Transcribe the data verbatim, beginning at the line containing "legend-swatch: [216, 662, 238, 684]" and continuing through the line containing "bar: [348, 501, 374, 601]", both lines included.

[start SUPPLIED MATERIAL]

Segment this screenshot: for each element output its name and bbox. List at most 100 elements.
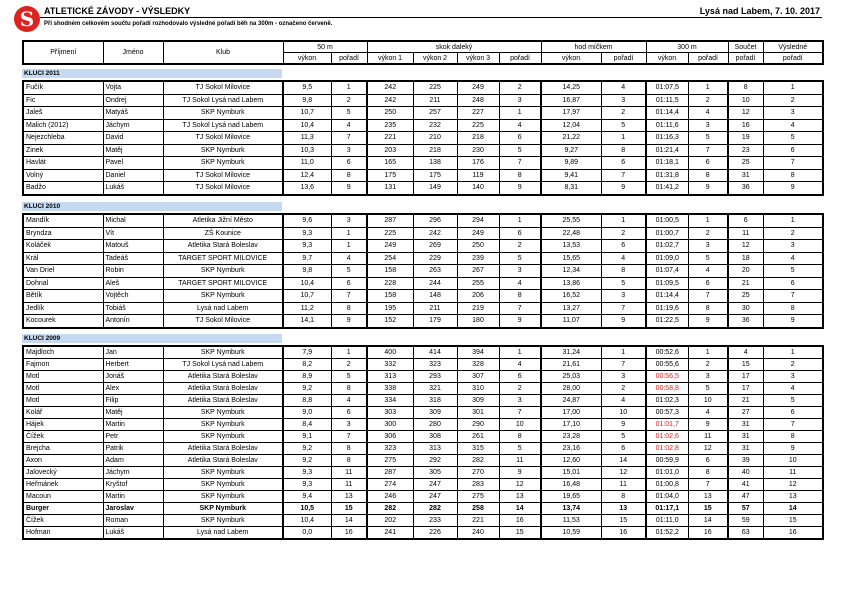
- cell-300m-rank: 8: [687, 168, 729, 182]
- cell-firstname: Lukáš: [102, 181, 164, 195]
- cell-throw-result: 28,00: [540, 382, 602, 395]
- cell-jump-3: 275: [456, 490, 500, 503]
- cell-throw-result: 16,87: [540, 93, 602, 107]
- cell-jump-2: 179: [412, 314, 458, 328]
- cell-jump-1: 195: [366, 301, 414, 315]
- cell-jump-3: 249: [456, 80, 500, 95]
- cell-surname: Fučík: [22, 80, 104, 95]
- cell-300m-result: 01:41,2: [645, 181, 689, 195]
- cell-throw-result: 11,07: [540, 314, 602, 328]
- cell-300m-result: 01:02,7: [645, 239, 689, 253]
- cell-50m-result: 11,2: [282, 301, 332, 315]
- cell-jump-3: 218: [456, 131, 500, 145]
- cell-final-rank: 5: [762, 394, 824, 407]
- subcol-1: pořadí: [330, 52, 368, 65]
- cell-surname: Van Driel: [22, 264, 104, 278]
- cell-final-rank: 6: [762, 143, 824, 157]
- cell-final-rank: 6: [762, 276, 824, 290]
- cell-300m-rank: 2: [687, 226, 729, 240]
- cell-300m-rank: 2: [687, 93, 729, 107]
- cell-surname: Motl: [22, 370, 104, 383]
- cell-surname: Brejcha: [22, 442, 104, 455]
- cell-jump-1: 175: [366, 168, 414, 182]
- cell-throw-result: 19,65: [540, 490, 602, 503]
- cell-surname: Mandík: [22, 213, 104, 228]
- cell-sum-rank: 25: [727, 289, 764, 303]
- cell-sum-rank: 17: [727, 382, 764, 395]
- cell-jump-1: 313: [366, 370, 414, 383]
- cell-throw-rank: 4: [600, 80, 647, 95]
- cell-surname: Motl: [22, 394, 104, 407]
- cell-300m-result: 00:57,3: [645, 406, 689, 419]
- cell-jump-2: 282: [412, 502, 458, 515]
- cell-jump-1: 203: [366, 143, 414, 157]
- cell-300m-result: 01:21,4: [645, 143, 689, 157]
- cell-firstname: Matěj: [102, 143, 164, 157]
- cell-50m-result: 9,3: [282, 226, 332, 240]
- cell-300m-rank: 1: [687, 213, 729, 228]
- cell-jump-2: 138: [412, 156, 458, 170]
- cell-final-rank: 4: [762, 382, 824, 395]
- cell-throw-result: 15,65: [540, 251, 602, 265]
- col-300m: 300 m: [645, 40, 729, 53]
- cell-sum-rank: 63: [727, 526, 764, 540]
- cell-surname: Motl: [22, 382, 104, 395]
- cell-50m-result: 10,4: [282, 276, 332, 290]
- cell-jump-1: 274: [366, 478, 414, 491]
- cell-jump-1: 250: [366, 106, 414, 120]
- cell-jump-1: 287: [366, 213, 414, 228]
- cell-throw-result: 12,60: [540, 454, 602, 467]
- cell-jump-2: 293: [412, 370, 458, 383]
- cell-surname: Čížek: [22, 430, 104, 443]
- cell-sum-rank: 30: [727, 301, 764, 315]
- cell-club: TJ Sokol Milovice: [162, 181, 284, 195]
- cell-jump-rank: 5: [498, 143, 542, 157]
- cell-throw-result: 25,03: [540, 370, 602, 383]
- cell-jump-2: 269: [412, 239, 458, 253]
- cell-300m-rank: 13: [687, 490, 729, 503]
- table-row: Fic Ondrej TJ Sokol Lysá nad Labem 9,8 2 242 2…: [22, 93, 824, 107]
- cell-jump-1: 306: [366, 430, 414, 443]
- cell-final-rank: 2: [762, 358, 824, 371]
- table-row: Motl Filip Atletika Stará Boleslav 8,8 4 334 3…: [22, 394, 824, 407]
- cell-throw-rank: 2: [600, 226, 647, 240]
- cell-sum-rank: 57: [727, 502, 764, 515]
- cell-300m-result: 01:19,6: [645, 301, 689, 315]
- col-firstname: Jméno: [102, 40, 164, 65]
- cell-300m-rank: 3: [687, 370, 729, 383]
- cell-club: SKP Nymburk: [162, 264, 284, 278]
- cell-jump-3: 307: [456, 370, 500, 383]
- cell-300m-rank: 4: [687, 406, 729, 419]
- cell-sum-rank: 31: [727, 418, 764, 431]
- cell-jump-rank: 9: [498, 181, 542, 195]
- cell-throw-result: 17,10: [540, 418, 602, 431]
- cell-50m-rank: 8: [330, 382, 368, 395]
- cell-300m-result: 01:09,5: [645, 276, 689, 290]
- cell-throw-rank: 9: [600, 314, 647, 328]
- cell-club: SKP Nymburk: [162, 478, 284, 491]
- cell-throw-result: 23,16: [540, 442, 602, 455]
- cell-50m-rank: 8: [330, 442, 368, 455]
- cell-firstname: Vojtěch: [102, 289, 164, 303]
- cell-300m-result: 01:07,5: [645, 80, 689, 95]
- cell-300m-rank: 12: [687, 442, 729, 455]
- cell-50m-rank: 8: [330, 301, 368, 315]
- cell-300m-rank: 15: [687, 502, 729, 515]
- cell-throw-rank: 6: [600, 239, 647, 253]
- cell-jump-2: 292: [412, 454, 458, 467]
- cell-300m-rank: 4: [687, 106, 729, 120]
- cell-throw-result: 11,53: [540, 514, 602, 527]
- cell-firstname: Roman: [102, 514, 164, 527]
- cell-surname: Axon: [22, 454, 104, 467]
- cell-jump-3: 294: [456, 213, 500, 228]
- table-row: Koláček Matouš Atletika Stará Boleslav 9,3 1…: [22, 239, 824, 253]
- table-row: Burger Jaroslav SKP Nymburk 10,5 15 282 282 258…: [22, 502, 824, 515]
- cell-final-rank: 4: [762, 251, 824, 265]
- cell-surname: Král: [22, 251, 104, 265]
- cell-50m-rank: 2: [330, 93, 368, 107]
- cell-final-rank: 9: [762, 314, 824, 328]
- cell-50m-rank: 7: [330, 131, 368, 145]
- cell-throw-rank: 3: [600, 93, 647, 107]
- cell-sum-rank: 41: [727, 478, 764, 491]
- cell-surname: Jalovecký: [22, 466, 104, 479]
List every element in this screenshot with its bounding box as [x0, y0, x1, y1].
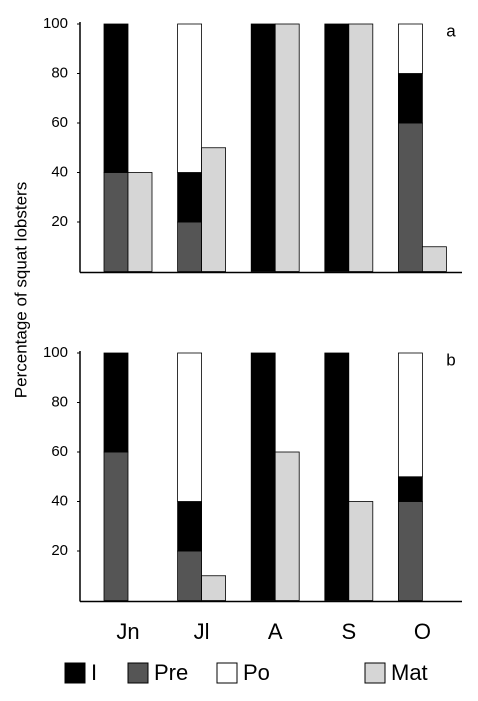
legend-swatch: [216, 662, 238, 684]
x-tick-label: S: [341, 619, 356, 644]
x-tick-label: O: [414, 619, 431, 644]
bar-segment: [103, 451, 129, 601]
legend-label: Mat: [391, 660, 428, 685]
bar: [201, 575, 227, 601]
bar-segment: [103, 172, 129, 272]
bar-segment: [177, 221, 203, 272]
bar-segment: [397, 122, 423, 272]
legend-label: I: [91, 660, 97, 685]
x-tick-label: Jn: [116, 619, 139, 644]
legend-label: Pre: [154, 660, 188, 685]
bar: [348, 501, 374, 601]
bar: [421, 246, 447, 272]
y-axis-label: Percentage of squat lobsters: [11, 182, 30, 398]
bar-segment: [250, 352, 276, 601]
y-tick-label: 80: [51, 64, 68, 81]
y-tick-label: 20: [51, 542, 68, 559]
bar-segment: [250, 23, 276, 272]
bar-segment: [177, 501, 203, 552]
bar: [348, 23, 374, 272]
legend-label: Po: [243, 660, 270, 685]
y-tick-label: 60: [51, 443, 68, 460]
bar-segment: [177, 352, 203, 502]
bar-segment: [397, 73, 423, 124]
legend-swatch: [127, 662, 149, 684]
x-tick-label: Jl: [194, 619, 210, 644]
panel-label: b: [446, 350, 455, 369]
y-tick-label: 40: [51, 163, 68, 180]
panel-label: a: [446, 21, 456, 40]
bar-segment: [103, 23, 129, 173]
bar-segment: [103, 352, 129, 453]
y-tick-label: 40: [51, 492, 68, 509]
legend-swatch: [364, 662, 386, 684]
bar-segment: [177, 23, 203, 173]
bar-segment: [397, 476, 423, 502]
bar-segment: [177, 172, 203, 223]
y-tick-label: 100: [43, 15, 68, 32]
bar-segment: [324, 23, 350, 272]
y-tick-label: 60: [51, 114, 68, 131]
bar-segment: [397, 352, 423, 478]
bar: [274, 23, 300, 272]
bar-segment: [177, 550, 203, 601]
y-tick-label: 20: [51, 213, 68, 230]
bar: [274, 451, 300, 601]
bar: [201, 147, 227, 272]
y-tick-label: 80: [51, 393, 68, 410]
bar: [127, 172, 153, 272]
bar-segment: [397, 23, 423, 74]
legend-swatch: [64, 662, 86, 684]
bar-segment: [324, 352, 350, 601]
y-tick-label: 100: [43, 344, 68, 361]
x-tick-label: A: [268, 619, 283, 644]
bar-segment: [397, 501, 423, 601]
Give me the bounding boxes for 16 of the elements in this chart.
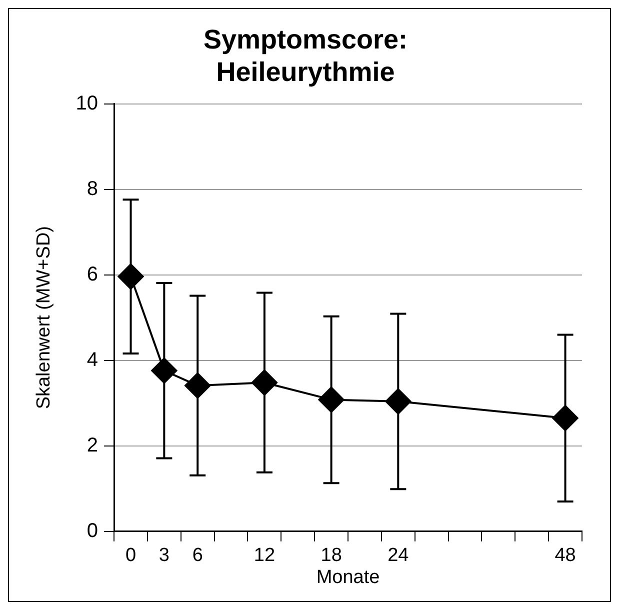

[end SUPPLIED MATERIAL]

**EXPECTED ANSWER:**
legend-swatch: [216, 662, 238, 684]
x-tick-label: S: [341, 619, 356, 644]
x-tick-label: O: [414, 619, 431, 644]
bar-segment: [103, 451, 129, 601]
legend-label: Mat: [391, 660, 428, 685]
bar: [201, 575, 227, 601]
bar-segment: [103, 172, 129, 272]
bar-segment: [177, 221, 203, 272]
bar-segment: [397, 122, 423, 272]
legend-label: I: [91, 660, 97, 685]
x-tick-label: Jn: [116, 619, 139, 644]
legend-label: Pre: [154, 660, 188, 685]
bar: [348, 501, 374, 601]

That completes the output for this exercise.